**Passage for review**
= Beginning of Section =

# Just bought a lexus



## mihink (Nov 21, 2005)

I own an e46 2003 325i...but I had to get a larger car/SUV for my wife. 2008 pre-owned Lexus RX 350, only 7K miles, with many options including NAV, premuim plus, heated seats, 18 inch wheels, xenon lights. Think I got a good deal, about 31K after all fees/taxes. It only has FWD, not AWD...hope that was not a wrong move, but we don't see too much snow accumulation where I live. Anyone on this forum have a similar car? Maybe shed some light onto any pros/cons. Thanks. Pic attached.:thumbup:


----------



## cozia83 (Dec 24, 2007)

CON: It's an SUV. :thumbdwn: See my sig below.


----------



## mihink (Nov 21, 2005)

cozia83 said:


> CON: It's an SUV. :thumbdwn: See my sig below
> 
> Why the anti-SUV hate?? It gets pretty good gas mileage, about 25 mpg on HWY. :thumbup:


----------



## Kamdog (Apr 15, 2007)

It is a good thing it is for the wife, because, as you know, that car is a girly car. If you bought it for you, you would be a girly man. :rofl:

But, the chicks dig it, and they are entitled to their cars like we are entitiled to ours.


----------



## cozia83 (Dec 24, 2007)

mihink said:


> cozia83 said:
> 
> 
> > It gets pretty good gas mileage, about 25 mpg on HWY. :thumbup:
> ...


----------



## mihink (Nov 21, 2005)

cozia83 said:


> mihink said:
> 
> 
> > :rofl: I get 24 in all city driving. Why do you think 25 highway is good?
> ...


----------



## TXE39 (Oct 2, 2003)

cozia83 said:


> mihink said:
> 
> 
> > :rofl: I get 24 in all city driving. Why do you think 25 highway is good?
> ...


----------



## cozia83 (Dec 24, 2007)

I didn't say that all SUVs don't obey traffic laws or speed limits. In Ohio, lots of people drive really slow (like 10 under) and it drives me nuts.

But it's still annoying when you can't see what's happening ahead in traffic. I think that has a little something to do with common courtesy (but obviously, people don't think about other drivers when they're buying a car). It's kinda saying "I don't care about the other drivers as long as I'm ok." It's also like when the light turns green and people take forever to start...if they hurried up, then more people would get through. But they don't care about the people behind them, they just care about themselves. Or like when someone going really slow is the in the left lane and doesn't go over to the right because they don't check their mirror to see that someone behind them wants to go.

= End of Section =

**Work item**
In the forum thread about the Lexus purchase, what total price does the buyer report paying for the car?

**Data supplied**
= Beginning of Section =

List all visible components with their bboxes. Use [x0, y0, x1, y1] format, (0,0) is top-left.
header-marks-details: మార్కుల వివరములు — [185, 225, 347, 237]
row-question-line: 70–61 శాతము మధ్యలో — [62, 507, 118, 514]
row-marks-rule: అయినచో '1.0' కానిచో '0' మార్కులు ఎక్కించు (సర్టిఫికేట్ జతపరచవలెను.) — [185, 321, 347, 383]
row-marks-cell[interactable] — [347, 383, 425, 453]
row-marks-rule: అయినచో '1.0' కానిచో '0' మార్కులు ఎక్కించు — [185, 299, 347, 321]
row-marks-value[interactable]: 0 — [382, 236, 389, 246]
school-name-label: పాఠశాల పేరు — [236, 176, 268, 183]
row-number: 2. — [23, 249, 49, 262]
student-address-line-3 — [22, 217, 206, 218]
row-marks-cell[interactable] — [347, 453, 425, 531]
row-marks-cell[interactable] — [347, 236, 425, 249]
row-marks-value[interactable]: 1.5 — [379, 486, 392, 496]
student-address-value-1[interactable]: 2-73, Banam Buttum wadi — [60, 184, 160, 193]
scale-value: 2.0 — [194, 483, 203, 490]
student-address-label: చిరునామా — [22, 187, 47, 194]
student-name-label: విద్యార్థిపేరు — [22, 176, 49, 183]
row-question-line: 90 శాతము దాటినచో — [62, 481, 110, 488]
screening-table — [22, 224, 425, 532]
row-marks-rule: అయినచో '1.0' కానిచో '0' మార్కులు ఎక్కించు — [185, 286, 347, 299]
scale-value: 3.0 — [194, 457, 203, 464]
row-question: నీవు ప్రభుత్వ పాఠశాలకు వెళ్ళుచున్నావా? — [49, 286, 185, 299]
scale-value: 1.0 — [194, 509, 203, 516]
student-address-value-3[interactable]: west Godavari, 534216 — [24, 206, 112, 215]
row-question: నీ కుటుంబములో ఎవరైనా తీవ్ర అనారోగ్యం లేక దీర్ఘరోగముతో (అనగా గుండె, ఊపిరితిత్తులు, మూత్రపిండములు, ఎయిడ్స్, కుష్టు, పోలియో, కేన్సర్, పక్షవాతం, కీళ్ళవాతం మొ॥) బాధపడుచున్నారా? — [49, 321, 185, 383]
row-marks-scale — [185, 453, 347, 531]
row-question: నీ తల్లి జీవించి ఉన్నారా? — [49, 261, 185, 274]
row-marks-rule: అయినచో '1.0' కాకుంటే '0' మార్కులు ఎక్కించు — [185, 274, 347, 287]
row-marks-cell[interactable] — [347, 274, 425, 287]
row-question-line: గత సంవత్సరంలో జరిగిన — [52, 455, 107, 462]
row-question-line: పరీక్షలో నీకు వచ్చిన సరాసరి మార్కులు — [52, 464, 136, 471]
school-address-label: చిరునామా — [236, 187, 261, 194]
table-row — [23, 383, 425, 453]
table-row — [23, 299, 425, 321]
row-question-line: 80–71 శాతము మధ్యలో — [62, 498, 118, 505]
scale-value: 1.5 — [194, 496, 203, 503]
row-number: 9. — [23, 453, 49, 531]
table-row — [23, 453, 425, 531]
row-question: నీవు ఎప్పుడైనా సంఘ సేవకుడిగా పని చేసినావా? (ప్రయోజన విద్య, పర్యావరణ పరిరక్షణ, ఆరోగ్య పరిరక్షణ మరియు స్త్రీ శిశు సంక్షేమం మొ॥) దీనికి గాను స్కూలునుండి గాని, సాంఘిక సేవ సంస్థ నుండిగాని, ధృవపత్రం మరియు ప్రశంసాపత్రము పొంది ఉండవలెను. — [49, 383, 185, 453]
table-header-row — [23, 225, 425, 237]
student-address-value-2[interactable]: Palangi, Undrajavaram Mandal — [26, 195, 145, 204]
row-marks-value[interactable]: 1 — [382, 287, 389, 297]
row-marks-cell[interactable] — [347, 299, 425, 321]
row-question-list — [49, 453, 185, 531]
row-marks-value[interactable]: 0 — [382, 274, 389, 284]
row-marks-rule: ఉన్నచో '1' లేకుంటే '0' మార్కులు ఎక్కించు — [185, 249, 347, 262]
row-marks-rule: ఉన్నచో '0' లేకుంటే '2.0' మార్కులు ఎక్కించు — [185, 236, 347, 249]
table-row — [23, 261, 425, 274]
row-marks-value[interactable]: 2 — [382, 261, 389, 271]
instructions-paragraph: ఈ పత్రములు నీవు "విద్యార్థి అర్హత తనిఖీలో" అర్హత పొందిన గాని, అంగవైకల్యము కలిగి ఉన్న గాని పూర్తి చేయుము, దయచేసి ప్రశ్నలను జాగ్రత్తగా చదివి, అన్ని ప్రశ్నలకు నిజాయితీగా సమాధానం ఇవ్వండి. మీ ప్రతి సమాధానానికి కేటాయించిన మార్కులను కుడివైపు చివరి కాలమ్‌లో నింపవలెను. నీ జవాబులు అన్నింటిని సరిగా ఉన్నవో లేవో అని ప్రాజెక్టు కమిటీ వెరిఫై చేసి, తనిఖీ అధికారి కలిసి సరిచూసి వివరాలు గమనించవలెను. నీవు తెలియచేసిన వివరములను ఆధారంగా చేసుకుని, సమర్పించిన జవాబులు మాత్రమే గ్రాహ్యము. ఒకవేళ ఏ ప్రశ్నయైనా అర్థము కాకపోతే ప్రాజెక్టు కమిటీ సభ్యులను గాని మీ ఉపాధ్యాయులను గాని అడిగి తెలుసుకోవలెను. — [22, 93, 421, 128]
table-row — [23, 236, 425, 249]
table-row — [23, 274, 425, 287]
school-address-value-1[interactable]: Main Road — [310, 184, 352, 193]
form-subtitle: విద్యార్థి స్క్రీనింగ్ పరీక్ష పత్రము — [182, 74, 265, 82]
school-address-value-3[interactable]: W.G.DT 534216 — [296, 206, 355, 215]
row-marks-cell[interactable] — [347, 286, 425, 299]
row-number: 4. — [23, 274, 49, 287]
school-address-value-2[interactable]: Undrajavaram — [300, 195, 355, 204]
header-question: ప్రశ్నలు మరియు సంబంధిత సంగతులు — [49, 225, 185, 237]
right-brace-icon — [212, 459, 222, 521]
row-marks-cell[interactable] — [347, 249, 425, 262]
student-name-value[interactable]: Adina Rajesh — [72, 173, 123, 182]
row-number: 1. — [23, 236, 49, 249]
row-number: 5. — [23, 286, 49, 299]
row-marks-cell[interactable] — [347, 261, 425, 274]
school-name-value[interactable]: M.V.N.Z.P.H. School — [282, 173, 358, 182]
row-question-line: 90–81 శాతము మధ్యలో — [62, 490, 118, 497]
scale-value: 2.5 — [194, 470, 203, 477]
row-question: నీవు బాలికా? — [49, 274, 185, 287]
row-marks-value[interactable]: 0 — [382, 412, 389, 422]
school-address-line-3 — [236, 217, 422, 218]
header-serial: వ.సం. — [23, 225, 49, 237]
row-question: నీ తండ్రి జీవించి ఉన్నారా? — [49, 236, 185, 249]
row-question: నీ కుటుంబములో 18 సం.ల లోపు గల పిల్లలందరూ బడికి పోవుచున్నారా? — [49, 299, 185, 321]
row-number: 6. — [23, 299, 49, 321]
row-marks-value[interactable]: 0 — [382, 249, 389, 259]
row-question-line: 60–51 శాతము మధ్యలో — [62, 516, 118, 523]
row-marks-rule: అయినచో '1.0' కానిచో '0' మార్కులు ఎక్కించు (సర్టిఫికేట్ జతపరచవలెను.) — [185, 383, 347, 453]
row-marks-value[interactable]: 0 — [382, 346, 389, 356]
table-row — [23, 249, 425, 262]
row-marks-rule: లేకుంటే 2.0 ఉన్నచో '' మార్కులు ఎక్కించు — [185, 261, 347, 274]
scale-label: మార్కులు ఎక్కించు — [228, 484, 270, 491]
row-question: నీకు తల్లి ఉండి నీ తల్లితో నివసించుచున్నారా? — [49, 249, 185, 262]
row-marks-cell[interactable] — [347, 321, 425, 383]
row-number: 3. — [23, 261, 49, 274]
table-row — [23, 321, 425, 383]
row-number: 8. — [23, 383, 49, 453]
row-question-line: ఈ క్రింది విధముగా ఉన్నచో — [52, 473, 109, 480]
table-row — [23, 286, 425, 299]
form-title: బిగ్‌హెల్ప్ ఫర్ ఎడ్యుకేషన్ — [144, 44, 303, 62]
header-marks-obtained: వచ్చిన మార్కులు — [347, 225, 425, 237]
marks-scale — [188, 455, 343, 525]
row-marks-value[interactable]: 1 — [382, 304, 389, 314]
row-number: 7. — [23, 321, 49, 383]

= End of Section =

**Expected answer**
About 31K after all fees and taxes.